# THE REQUEST
Copy out the complete listing, word for word.

==========

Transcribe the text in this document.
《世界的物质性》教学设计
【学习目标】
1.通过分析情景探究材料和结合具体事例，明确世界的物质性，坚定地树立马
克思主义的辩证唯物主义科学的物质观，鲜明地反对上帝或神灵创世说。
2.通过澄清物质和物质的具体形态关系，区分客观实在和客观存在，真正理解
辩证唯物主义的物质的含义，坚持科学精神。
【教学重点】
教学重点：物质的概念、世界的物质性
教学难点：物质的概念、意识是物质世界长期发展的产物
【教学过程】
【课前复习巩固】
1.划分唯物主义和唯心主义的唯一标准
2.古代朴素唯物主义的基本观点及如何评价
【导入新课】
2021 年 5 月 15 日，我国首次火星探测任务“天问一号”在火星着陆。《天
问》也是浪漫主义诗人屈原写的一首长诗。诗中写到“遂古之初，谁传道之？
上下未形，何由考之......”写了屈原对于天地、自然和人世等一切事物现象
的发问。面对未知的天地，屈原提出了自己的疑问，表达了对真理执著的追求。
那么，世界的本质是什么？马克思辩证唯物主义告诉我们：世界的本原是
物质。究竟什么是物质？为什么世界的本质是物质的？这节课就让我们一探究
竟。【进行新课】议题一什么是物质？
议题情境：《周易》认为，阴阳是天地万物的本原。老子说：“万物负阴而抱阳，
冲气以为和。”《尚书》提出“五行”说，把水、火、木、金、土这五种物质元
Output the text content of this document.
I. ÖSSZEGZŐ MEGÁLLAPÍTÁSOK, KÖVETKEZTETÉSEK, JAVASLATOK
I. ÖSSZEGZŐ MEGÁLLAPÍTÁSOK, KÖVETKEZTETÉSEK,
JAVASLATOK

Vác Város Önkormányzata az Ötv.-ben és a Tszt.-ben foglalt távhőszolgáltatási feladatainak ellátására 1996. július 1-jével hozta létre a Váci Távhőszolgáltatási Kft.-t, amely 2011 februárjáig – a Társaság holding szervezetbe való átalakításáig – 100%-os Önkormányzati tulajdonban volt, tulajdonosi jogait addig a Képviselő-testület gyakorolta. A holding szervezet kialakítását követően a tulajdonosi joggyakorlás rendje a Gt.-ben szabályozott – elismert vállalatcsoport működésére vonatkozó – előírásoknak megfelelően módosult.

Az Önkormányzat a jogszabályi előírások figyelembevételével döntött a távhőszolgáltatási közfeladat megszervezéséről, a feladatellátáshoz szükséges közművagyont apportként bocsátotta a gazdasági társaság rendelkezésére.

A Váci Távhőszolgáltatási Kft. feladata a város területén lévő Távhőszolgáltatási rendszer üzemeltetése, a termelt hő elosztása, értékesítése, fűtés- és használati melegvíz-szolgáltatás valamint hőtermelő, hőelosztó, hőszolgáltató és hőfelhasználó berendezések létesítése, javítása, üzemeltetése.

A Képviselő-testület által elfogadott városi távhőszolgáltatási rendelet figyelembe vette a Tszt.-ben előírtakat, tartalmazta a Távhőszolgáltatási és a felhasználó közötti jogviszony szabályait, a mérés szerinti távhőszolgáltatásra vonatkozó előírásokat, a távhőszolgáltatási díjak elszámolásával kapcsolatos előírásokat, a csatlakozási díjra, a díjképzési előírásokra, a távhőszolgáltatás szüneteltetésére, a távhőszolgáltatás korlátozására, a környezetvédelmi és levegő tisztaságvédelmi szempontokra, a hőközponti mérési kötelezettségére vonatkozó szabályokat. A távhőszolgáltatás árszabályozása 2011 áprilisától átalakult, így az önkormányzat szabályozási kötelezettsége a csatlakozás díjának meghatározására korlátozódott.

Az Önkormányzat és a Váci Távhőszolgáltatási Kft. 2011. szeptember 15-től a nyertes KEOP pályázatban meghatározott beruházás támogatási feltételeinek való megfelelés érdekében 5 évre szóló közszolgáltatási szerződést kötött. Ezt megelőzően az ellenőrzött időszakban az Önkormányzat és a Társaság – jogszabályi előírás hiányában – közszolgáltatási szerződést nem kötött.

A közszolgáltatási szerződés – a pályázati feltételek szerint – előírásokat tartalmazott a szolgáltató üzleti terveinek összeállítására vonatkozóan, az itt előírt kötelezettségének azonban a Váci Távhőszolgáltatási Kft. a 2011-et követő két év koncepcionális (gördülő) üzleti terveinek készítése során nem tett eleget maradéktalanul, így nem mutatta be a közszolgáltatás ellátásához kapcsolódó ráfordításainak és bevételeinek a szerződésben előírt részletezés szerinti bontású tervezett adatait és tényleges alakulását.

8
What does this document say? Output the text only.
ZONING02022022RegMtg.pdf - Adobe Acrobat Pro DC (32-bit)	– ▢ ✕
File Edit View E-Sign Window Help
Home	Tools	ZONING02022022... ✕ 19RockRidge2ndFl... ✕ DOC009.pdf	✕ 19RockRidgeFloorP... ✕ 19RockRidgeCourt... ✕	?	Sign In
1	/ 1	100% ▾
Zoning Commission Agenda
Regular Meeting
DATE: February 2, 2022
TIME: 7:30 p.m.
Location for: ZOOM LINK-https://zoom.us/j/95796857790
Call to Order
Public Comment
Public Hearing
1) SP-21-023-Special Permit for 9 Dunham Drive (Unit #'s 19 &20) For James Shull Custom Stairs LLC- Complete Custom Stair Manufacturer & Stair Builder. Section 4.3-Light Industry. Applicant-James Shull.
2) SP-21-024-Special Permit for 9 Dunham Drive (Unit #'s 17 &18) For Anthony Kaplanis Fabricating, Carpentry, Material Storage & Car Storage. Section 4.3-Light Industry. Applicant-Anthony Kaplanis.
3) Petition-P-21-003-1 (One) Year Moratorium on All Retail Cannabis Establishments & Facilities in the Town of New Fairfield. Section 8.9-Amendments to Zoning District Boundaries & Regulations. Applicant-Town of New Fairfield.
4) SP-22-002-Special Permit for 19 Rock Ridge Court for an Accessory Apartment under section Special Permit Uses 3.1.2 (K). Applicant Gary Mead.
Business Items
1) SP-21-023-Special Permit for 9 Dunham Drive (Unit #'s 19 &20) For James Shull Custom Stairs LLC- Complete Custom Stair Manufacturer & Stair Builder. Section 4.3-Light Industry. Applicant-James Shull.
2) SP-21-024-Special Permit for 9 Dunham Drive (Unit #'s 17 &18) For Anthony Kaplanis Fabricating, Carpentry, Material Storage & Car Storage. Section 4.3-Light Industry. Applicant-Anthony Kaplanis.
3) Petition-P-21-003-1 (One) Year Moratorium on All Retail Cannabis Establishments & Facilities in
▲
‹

==========

# EXERCISE RESULT
Transcribe the text in this document.
《世界的物质性》教学设计
【学习目标】
1.通过分析情景探究材料和结合具体事例，明确世界的物质性，坚定地树立马
克思主义的辩证唯物主义科学的物质观，鲜明地反对上帝或神灵创世说。
2.通过澄清物质和物质的具体形态关系，区分客观实在和客观存在，真正理解
辩证唯物主义的物质的含义，坚持科学精神。
【教学重点】
教学重点：物质的概念、世界的物质性
教学难点：物质的概念、意识是物质世界长期发展的产物
【教学过程】
【课前复习巩固】
1.划分唯物主义和唯心主义的唯一标准
2.古代朴素唯物主义的基本观点及如何评价
【导入新课】
2021 年 5 月 15 日，我国首次火星探测任务“天问一号”在火星着陆。《天
问》也是浪漫主义诗人屈原写的一首长诗。诗中写到“遂古之初，谁传道之？
上下未形，何由考之......”写了屈原对于天地、自然和人世等一切事物现象
的发问。面对未知的天地，屈原提出了自己的疑问，表达了对真理执著的追求。
那么，世界的本质是什么？马克思辩证唯物主义告诉我们：世界的本原是
物质。究竟什么是物质？为什么世界的本质是物质的？这节课就让我们一探究
竟。【进行新课】议题一什么是物质？
议题情境：《周易》认为，阴阳是天地万物的本原。老子说：“万物负阴而抱阳，
冲气以为和。”《尚书》提出“五行”说，把水、火、木、金、土这五种物质元
Output the text content of this document.
I. ÖSSZEGZŐ MEGÁLLAPÍTÁSOK, KÖVETKEZTETÉSEK, JAVASLATOK
I. ÖSSZEGZŐ MEGÁLLAPÍTÁSOK, KÖVETKEZTETÉSEK,
JAVASLATOK

Vác Város Önkormányzata az Ötv.-ben és a Tszt.-ben foglalt távhőszolgáltatási feladatainak ellátására 1996. július 1-jével hozta létre a Váci Távhőszolgáltatási Kft.-t, amely 2011 februárjáig – a Társaság holding szervezetbe való átalakításáig – 100%-os Önkormányzati tulajdonban volt, tulajdonosi jogait addig a Képviselő-testület gyakorolta. A holding szervezet kialakítását követően a tulajdonosi joggyakorlás rendje a Gt.-ben szabályozott – elismert vállalatcsoport működésére vonatkozó – előírásoknak megfelelően módosult.

Az Önkormányzat a jogszabályi előírások figyelembevételével döntött a távhőszolgáltatási közfeladat megszervezéséről, a feladatellátáshoz szükséges közművagyont apportként bocsátotta a gazdasági társaság rendelkezésére.

A Váci Távhőszolgáltatási Kft. feladata a város területén lévő Távhőszolgáltatási rendszer üzemeltetése, a termelt hő elosztása, értékesítése, fűtés- és használati melegvíz-szolgáltatás valamint hőtermelő, hőelosztó, hőszolgáltató és hőfelhasználó berendezések létesítése, javítása, üzemeltetése.

A Képviselő-testület által elfogadott városi távhőszolgáltatási rendelet figyelembe vette a Tszt.-ben előírtakat, tartalmazta a Távhőszolgáltatási és a felhasználó közötti jogviszony szabályait, a mérés szerinti távhőszolgáltatásra vonatkozó előírásokat, a távhőszolgáltatási díjak elszámolásával kapcsolatos előírásokat, a csatlakozási díjra, a díjképzési előírásokra, a távhőszolgáltatás szüneteltetésére, a távhőszolgáltatás korlátozására, a környezetvédelmi és levegő tisztaságvédelmi szempontokra, a hőközponti mérési kötelezettségére vonatkozó szabályokat. A távhőszolgáltatás árszabályozása 2011 áprilisától átalakult, így az önkormányzat szabályozási kötelezettsége a csatlakozás díjának meghatározására korlátozódott.

Az Önkormányzat és a Váci Távhőszolgáltatási Kft. 2011. szeptember 15-től a nyertes KEOP pályázatban meghatározott beruházás támogatási feltételeinek való megfelelés érdekében 5 évre szóló közszolgáltatási szerződést kötött. Ezt megelőzően az ellenőrzött időszakban az Önkormányzat és a Társaság – jogszabályi előírás hiányában – közszolgáltatási szerződést nem kötött.

A közszolgáltatási szerződés – a pályázati feltételek szerint – előírásokat tartalmazott a szolgáltató üzleti terveinek összeállítására vonatkozóan, az itt előírt kötelezettségének azonban a Váci Távhőszolgáltatási Kft. a 2011-et követő két év koncepcionális (gördülő) üzleti terveinek készítése során nem tett eleget maradéktalanul, így nem mutatta be a közszolgáltatás ellátásához kapcsolódó ráfordításainak és bevételeinek a szerződésben előírt részletezés szerinti bontású tervezett adatait és tényleges alakulását.

8
What does this document say? Output the text only.
ZONING02022022RegMtg.pdf - Adobe Acrobat Pro DC (32-bit)	– ▢ ✕
File Edit View E-Sign Window Help
Home	Tools	ZONING02022022... ✕ 19RockRidge2ndFl... ✕ DOC009.pdf	✕ 19RockRidgeFloorP... ✕ 19RockRidgeCourt... ✕	?	Sign In
1	/ 1	100% ▾
Zoning Commission Agenda
Regular Meeting
DATE: February 2, 2022
TIME: 7:30 p.m.
Location for: ZOOM LINK-https://zoom.us/j/95796857790
Call to Order
Public Comment
Public Hearing
1) SP-21-023-Special Permit for 9 Dunham Drive (Unit #'s 19 &20) For James Shull Custom Stairs LLC- Complete Custom Stair Manufacturer & Stair Builder. Section 4.3-Light Industry. Applicant-James Shull.
2) SP-21-024-Special Permit for 9 Dunham Drive (Unit #'s 17 &18) For Anthony Kaplanis Fabricating, Carpentry, Material Storage & Car Storage. Section 4.3-Light Industry. Applicant-Anthony Kaplanis.
3) Petition-P-21-003-1 (One) Year Moratorium on All Retail Cannabis Establishments & Facilities in the Town of New Fairfield. Section 8.9-Amendments to Zoning District Boundaries & Regulations. Applicant-Town of New Fairfield.
4) SP-22-002-Special Permit for 19 Rock Ridge Court for an Accessory Apartment under section Special Permit Uses 3.1.2 (K). Applicant Gary Mead.
Business Items
1) SP-21-023-Special Permit for 9 Dunham Drive (Unit #'s 19 &20) For James Shull Custom Stairs LLC- Complete Custom Stair Manufacturer & Stair Builder. Section 4.3-Light Industry. Applicant-James Shull.
2) SP-21-024-Special Permit for 9 Dunham Drive (Unit #'s 17 &18) For Anthony Kaplanis Fabricating, Carpentry, Material Storage & Car Storage. Section 4.3-Light Industry. Applicant-Anthony Kaplanis.
3) Petition-P-21-003-1 (One) Year Moratorium on All Retail Cannabis Establishments & Facilities in
▲
‹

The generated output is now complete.